Output as a JSON list of strings the lines starting at the first line and ending at the line that contains "series-label: Judges nominated by a Republican", one string per line, with blank lines left out.
● ● ● ● ●
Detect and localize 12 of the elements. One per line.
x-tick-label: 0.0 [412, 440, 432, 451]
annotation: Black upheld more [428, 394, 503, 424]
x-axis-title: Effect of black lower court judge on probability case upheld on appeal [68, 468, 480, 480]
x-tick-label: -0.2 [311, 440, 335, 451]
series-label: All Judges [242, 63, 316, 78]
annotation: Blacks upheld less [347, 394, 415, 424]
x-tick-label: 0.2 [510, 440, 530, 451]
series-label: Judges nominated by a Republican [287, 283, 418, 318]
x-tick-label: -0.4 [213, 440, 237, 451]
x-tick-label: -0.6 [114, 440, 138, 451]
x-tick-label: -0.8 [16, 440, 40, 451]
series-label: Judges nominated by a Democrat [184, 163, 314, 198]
● ● ● ● ●
* Answer to this task
[
  "Detect and localize 12 of the elements. One per line.",
  "x-tick-label: 0.0 [412, 440, 432, 451]",
  "annotation: Black upheld more [428, 394, 503, 424]",
  "x-axis-title: Effect of black lower court judge on probability case upheld on appeal [68, 468, 480, 480]",
  "x-tick-label: -0.2 [311, 440, 335, 451]",
  "series-label: All Judges [242, 63, 316, 78]",
  "annotation: Blacks upheld less [347, 394, 415, 424]",
  "x-tick-label: 0.2 [510, 440, 530, 451]",
  "series-label: Judges nominated by a Republican [287, 283, 418, 318]"
]